Leave out the pictures and copy everything else below exactly.
[Entries supplied start]
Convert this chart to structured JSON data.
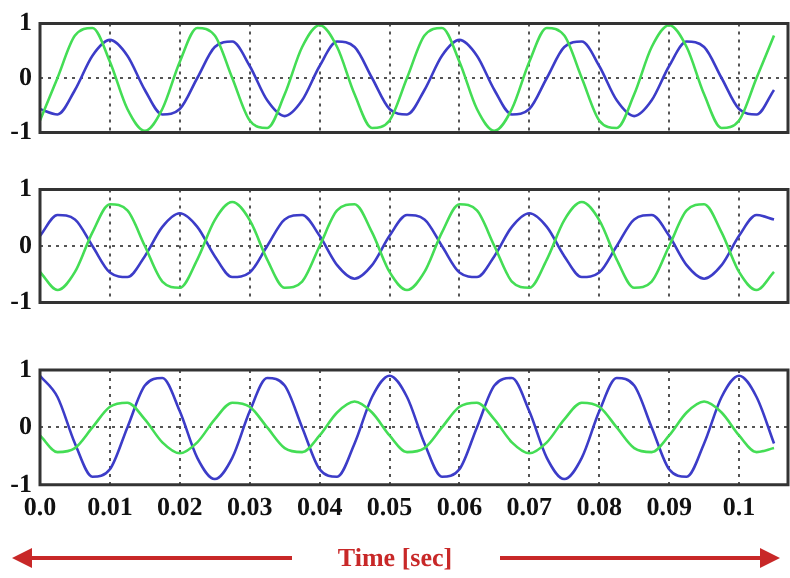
{
  "chart_data": [
    {
      "type": "line",
      "x": [
        0,
        0.0025,
        0.005,
        0.0075,
        0.01,
        0.0125,
        0.015,
        0.0175,
        0.02,
        0.0225,
        0.025,
        0.0275,
        0.03,
        0.0325,
        0.035,
        0.0375,
        0.04,
        0.0425,
        0.045,
        0.0475,
        0.05,
        0.0525,
        0.055,
        0.0575,
        0.06,
        0.0625,
        0.065,
        0.0675,
        0.07,
        0.0725,
        0.075,
        0.0775,
        0.08,
        0.0825,
        0.085,
        0.0875,
        0.09,
        0.0925,
        0.095,
        0.0975,
        0.1,
        0.1025,
        0.105
      ],
      "series": [
        {
          "color": "#44dd55",
          "values": [
            -0.78,
            0,
            0.78,
            0.92,
            0.3,
            -0.57,
            -0.97,
            -0.57,
            0.3,
            0.92,
            0.78,
            0,
            -0.78,
            -0.92,
            -0.3,
            0.57,
            0.97,
            0.57,
            -0.3,
            -0.92,
            -0.78,
            0,
            0.78,
            0.92,
            0.3,
            -0.57,
            -0.97,
            -0.57,
            0.3,
            0.92,
            0.78,
            0,
            -0.78,
            -0.92,
            -0.3,
            0.57,
            0.97,
            0.57,
            -0.3,
            -0.92,
            -0.78,
            0,
            0.78
          ]
        },
        {
          "color": "#3c3cc8",
          "values": [
            -0.57,
            -0.67,
            -0.22,
            0.41,
            0.7,
            0.41,
            -0.22,
            -0.67,
            -0.57,
            0,
            0.57,
            0.67,
            0.22,
            -0.41,
            -0.7,
            -0.41,
            0.22,
            0.67,
            0.57,
            0,
            -0.57,
            -0.67,
            -0.22,
            0.41,
            0.7,
            0.41,
            -0.22,
            -0.67,
            -0.57,
            0,
            0.57,
            0.67,
            0.22,
            -0.41,
            -0.7,
            -0.41,
            0.22,
            0.67,
            0.57,
            0,
            -0.57,
            -0.67,
            -0.22
          ]
        }
      ],
      "xlim": [
        0,
        0.107
      ],
      "xticks": [
        0.01,
        0.02,
        0.03,
        0.04,
        0.05,
        0.06,
        0.07,
        0.08,
        0.09,
        0.1
      ],
      "ylim": [
        -1,
        1
      ],
      "yticks": [
        -1,
        0,
        1
      ],
      "grid": true,
      "tick_labels": "y",
      "marker": "none"
    },
    {
      "type": "line",
      "x": [
        0,
        0.0025,
        0.005,
        0.0075,
        0.01,
        0.0125,
        0.015,
        0.0175,
        0.02,
        0.0225,
        0.025,
        0.0275,
        0.03,
        0.0325,
        0.035,
        0.0375,
        0.04,
        0.0425,
        0.045,
        0.0475,
        0.05,
        0.0525,
        0.055,
        0.0575,
        0.06,
        0.0625,
        0.065,
        0.0675,
        0.07,
        0.0725,
        0.075,
        0.0775,
        0.08,
        0.0825,
        0.085,
        0.0875,
        0.09,
        0.0925,
        0.095,
        0.0975,
        0.1,
        0.1025,
        0.105
      ],
      "series": [
        {
          "color": "#44dd55",
          "values": [
            -0.46,
            -0.78,
            -0.46,
            0.24,
            0.74,
            0.63,
            0,
            -0.63,
            -0.74,
            -0.24,
            0.46,
            0.78,
            0.46,
            -0.24,
            -0.74,
            -0.63,
            0,
            0.63,
            0.74,
            0.24,
            -0.46,
            -0.78,
            -0.46,
            0.24,
            0.74,
            0.63,
            0,
            -0.63,
            -0.74,
            -0.24,
            0.46,
            0.78,
            0.46,
            -0.24,
            -0.74,
            -0.63,
            0,
            0.63,
            0.74,
            0.24,
            -0.46,
            -0.78,
            -0.46
          ]
        },
        {
          "color": "#3c3cc8",
          "values": [
            0.18,
            0.55,
            0.47,
            0,
            -0.47,
            -0.55,
            -0.18,
            0.34,
            0.58,
            0.34,
            -0.18,
            -0.55,
            -0.47,
            0,
            0.47,
            0.55,
            0.18,
            -0.34,
            -0.58,
            -0.34,
            0.18,
            0.55,
            0.47,
            0,
            -0.47,
            -0.55,
            -0.18,
            0.34,
            0.58,
            0.34,
            -0.18,
            -0.55,
            -0.47,
            0,
            0.47,
            0.55,
            0.18,
            -0.34,
            -0.58,
            -0.34,
            0.18,
            0.55,
            0.47
          ]
        }
      ],
      "xlim": [
        0,
        0.107
      ],
      "xticks": [
        0.01,
        0.02,
        0.03,
        0.04,
        0.05,
        0.06,
        0.07,
        0.08,
        0.09,
        0.1
      ],
      "ylim": [
        -1,
        1
      ],
      "yticks": [
        -1,
        0,
        1
      ],
      "grid": true,
      "tick_labels": "y",
      "marker": "none"
    },
    {
      "type": "line",
      "xlabel": "Time [sec]",
      "x": [
        0,
        0.0025,
        0.005,
        0.0075,
        0.01,
        0.0125,
        0.015,
        0.0175,
        0.02,
        0.0225,
        0.025,
        0.0275,
        0.03,
        0.0325,
        0.035,
        0.0375,
        0.04,
        0.0425,
        0.045,
        0.0475,
        0.05,
        0.0525,
        0.055,
        0.0575,
        0.06,
        0.0625,
        0.065,
        0.0675,
        0.07,
        0.0725,
        0.075,
        0.0775,
        0.08,
        0.0825,
        0.085,
        0.0875,
        0.09,
        0.0925,
        0.095,
        0.0975,
        0.1,
        0.1025,
        0.105
      ],
      "series": [
        {
          "color": "#44dd55",
          "values": [
            -0.14,
            -0.43,
            -0.36,
            0,
            0.36,
            0.43,
            0.14,
            -0.26,
            -0.45,
            -0.26,
            0.14,
            0.43,
            0.36,
            0,
            -0.36,
            -0.43,
            -0.14,
            0.26,
            0.45,
            0.26,
            -0.14,
            -0.43,
            -0.36,
            0,
            0.36,
            0.43,
            0.14,
            -0.26,
            -0.45,
            -0.26,
            0.14,
            0.43,
            0.36,
            0,
            -0.36,
            -0.43,
            -0.14,
            0.26,
            0.45,
            0.26,
            -0.14,
            -0.43,
            -0.36
          ]
        },
        {
          "color": "#3c3cc8",
          "values": [
            0.9,
            0.53,
            -0.28,
            -0.86,
            -0.73,
            0,
            0.73,
            0.86,
            0.28,
            -0.53,
            -0.9,
            -0.53,
            0.28,
            0.86,
            0.73,
            0,
            -0.73,
            -0.86,
            -0.28,
            0.53,
            0.9,
            0.53,
            -0.28,
            -0.86,
            -0.73,
            0,
            0.73,
            0.86,
            0.28,
            -0.53,
            -0.9,
            -0.53,
            0.28,
            0.86,
            0.73,
            0,
            -0.73,
            -0.86,
            -0.28,
            0.53,
            0.9,
            0.53,
            -0.28
          ]
        }
      ],
      "xlim": [
        0,
        0.107
      ],
      "xticks": [
        {
          "value": 0,
          "label": "0.0"
        },
        0.01,
        0.02,
        0.03,
        0.04,
        0.05,
        0.06,
        0.07,
        0.08,
        0.09,
        0.1
      ],
      "ylim": [
        -1,
        1
      ],
      "yticks": [
        -1,
        0,
        1
      ],
      "grid": true,
      "marker": "none"
    }
  ]
}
[Entries supplied end]
**Solution to the exercise**.
Convert this chart to structured JSON data.
{
  "chart_data": [
    {
      "type": "line",
      "x": [
        0,
        0.0025,
        0.005,
        0.0075,
        0.01,
        0.0125,
        0.015,
        0.0175,
        0.02,
        0.0225,
        0.025,
        0.0275,
        0.03,
        0.0325,
        0.035,
        0.0375,
        0.04,
        0.0425,
        0.045,
        0.0475,
        0.05,
        0.0525,
        0.055,
        0.0575,
        0.06,
        0.0625,
        0.065,
        0.0675,
        0.07,
        0.0725,
        0.075,
        0.0775,
        0.08,
        0.0825,
        0.085,
        0.0875,
        0.09,
        0.0925,
        0.095,
        0.0975,
        0.1,
        0.1025,
        0.105
      ],
      "series": [
        {
          "color": "#44dd55",
          "values": [
            -0.78,
            0,
            0.78,
            0.92,
            0.3,
            -0.57,
            -0.97,
            -0.57,
            0.3,
            0.92,
            0.78,
            0,
            -0.78,
            -0.92,
            -0.3,
            0.57,
            0.97,
            0.57,
            -0.3,
            -0.92,
            -0.78,
            0,
            0.78,
            0.92,
            0.3,
            -0.57,
            -0.97,
            -0.57,
            0.3,
            0.92,
            0.78,
            0,
            -0.78,
            -0.92,
            -0.3,
            0.57,
            0.97,
            0.57,
            -0.3,
            -0.92,
            -0.78,
            0,
            0.78
          ]
        },
        {
          "color": "#3c3cc8",
          "values": [
            -0.57,
            -0.67,
            -0.22,
            0.41,
            0.7,
            0.41,
            -0.22,
            -0.67,
            -0.57,
            0,
            0.57,
            0.67,
            0.22,
            -0.41,
            -0.7,
            -0.41,
            0.22,
            0.67,
            0.57,
            0,
            -0.57,
            -0.67,
            -0.22,
            0.41,
            0.7,
            0.41,
            -0.22,
            -0.67,
            -0.57,
            0,
            0.57,
            0.67,
            0.22,
            -0.41,
            -0.7,
            -0.41,
            0.22,
            0.67,
            0.57,
            0,
            -0.57,
            -0.67,
            -0.22
          ]
        }
      ],
      "xlim": [
        0,
        0.107
      ],
      "xticks": [
        0.01,
        0.02,
        0.03,
        0.04,
        0.05,
        0.06,
        0.07,
        0.08,
        0.09,
        0.1
      ],
      "ylim": [
        -1,
        1
      ],
      "yticks": [
        -1,
        0,
        1
      ],
      "grid": true,
      "tick_labels": "y",
      "marker": "none"
    },
    {
      "type": "line",
      "x": [
        0,
        0.0025,
        0.005,
        0.0075,
        0.01,
        0.0125,
        0.015,
        0.0175,
        0.02,
        0.0225,
        0.025,
        0.0275,
        0.03,
        0.0325,
        0.035,
        0.0375,
        0.04,
        0.0425,
        0.045,
        0.0475,
        0.05,
        0.0525,
        0.055,
        0.0575,
        0.06,
        0.0625,
        0.065,
        0.0675,
        0.07,
        0.0725,
        0.075,
        0.0775,
        0.08,
        0.0825,
        0.085,
        0.0875,
        0.09,
        0.0925,
        0.095,
        0.0975,
        0.1,
        0.1025,
        0.105
      ],
      "series": [
        {
          "color": "#44dd55",
          "values": [
            -0.46,
            -0.78,
            -0.46,
            0.24,
            0.74,
            0.63,
            0,
            -0.63,
            -0.74,
            -0.24,
            0.46,
            0.78,
            0.46,
            -0.24,
            -0.74,
            -0.63,
            0,
            0.63,
            0.74,
            0.24,
            -0.46,
            -0.78,
            -0.46,
            0.24,
            0.74,
            0.63,
            0,
            -0.63,
            -0.74,
            -0.24,
            0.46,
            0.78,
            0.46,
            -0.24,
            -0.74,
            -0.63,
            0,
            0.63,
            0.74,
            0.24,
            -0.46,
            -0.78,
            -0.46
          ]
        },
        {
          "color": "#3c3cc8",
          "values": [
            0.18,
            0.55,
            0.47,
            0,
            -0.47,
            -0.55,
            -0.18,
            0.34,
            0.58,
            0.34,
            -0.18,
            -0.55,
            -0.47,
            0,
            0.47,
            0.55,
            0.18,
            -0.34,
            -0.58,
            -0.34,
            0.18,
            0.55,
            0.47,
            0,
            -0.47,
            -0.55,
            -0.18,
            0.34,
            0.58,
            0.34,
            -0.18,
            -0.55,
            -0.47,
            0,
            0.47,
            0.55,
            0.18,
            -0.34,
            -0.58,
            -0.34,
            0.18,
            0.55,
            0.47
          ]
        }
      ],
      "xlim": [
        0,
        0.107
      ],
      "xticks": [
        0.01,
        0.02,
        0.03,
        0.04,
        0.05,
        0.06,
        0.07,
        0.08,
        0.09,
        0.1
      ],
      "ylim": [
        -1,
        1
      ],
      "yticks": [
        -1,
        0,
        1
      ],
      "grid": true,
      "tick_labels": "y",
      "marker": "none"
    },
    {
      "type": "line",
      "xlabel": "Time [sec]",
      "x": [
        0,
        0.0025,
        0.005,
        0.0075,
        0.01,
        0.0125,
        0.015,
        0.0175,
        0.02,
        0.0225,
        0.025,
        0.0275,
        0.03,
        0.0325,
        0.035,
        0.0375,
        0.04,
        0.0425,
        0.045,
        0.0475,
        0.05,
        0.0525,
        0.055,
        0.0575,
        0.06,
        0.0625,
        0.065,
        0.0675,
        0.07,
        0.0725,
        0.075,
        0.0775,
        0.08,
        0.0825,
        0.085,
        0.0875,
        0.09,
        0.0925,
        0.095,
        0.0975,
        0.1,
        0.1025,
        0.105
      ],
      "series": [
        {
          "color": "#44dd55",
          "values": [
            -0.14,
            -0.43,
            -0.36,
            0,
            0.36,
            0.43,
            0.14,
            -0.26,
            -0.45,
            -0.26,
            0.14,
            0.43,
            0.36,
            0,
            -0.36,
            -0.43,
            -0.14,
            0.26,
            0.45,
            0.26,
            -0.14,
            -0.43,
            -0.36,
            0,
            0.36,
            0.43,
            0.14,
            -0.26,
            -0.45,
            -0.26,
            0.14,
            0.43,
            0.36,
            0,
            -0.36,
            -0.43,
            -0.14,
            0.26,
            0.45,
            0.26,
            -0.14,
            -0.43,
            -0.36
          ]
        },
        {
          "color": "#3c3cc8",
          "values": [
            0.9,
            0.53,
            -0.28,
            -0.86,
            -0.73,
            0,
            0.73,
            0.86,
            0.28,
            -0.53,
            -0.9,
            -0.53,
            0.28,
            0.86,
            0.73,
            0,
            -0.73,
            -0.86,
            -0.28,
            0.53,
            0.9,
            0.53,
            -0.28,
            -0.86,
            -0.73,
            0,
            0.73,
            0.86,
            0.28,
            -0.53,
            -0.9,
            -0.53,
            0.28,
            0.86,
            0.73,
            0,
            -0.73,
            -0.86,
            -0.28,
            0.53,
            0.9,
            0.53,
            -0.28
          ]
        }
      ],
      "xlim": [
        0,
        0.107
      ],
      "xticks": [
        {
          "value": 0,
          "label": "0.0"
        },
        0.01,
        0.02,
        0.03,
        0.04,
        0.05,
        0.06,
        0.07,
        0.08,
        0.09,
        0.1
      ],
      "ylim": [
        -1,
        1
      ],
      "yticks": [
        -1,
        0,
        1
      ],
      "grid": true,
      "marker": "none"
    }
  ]
}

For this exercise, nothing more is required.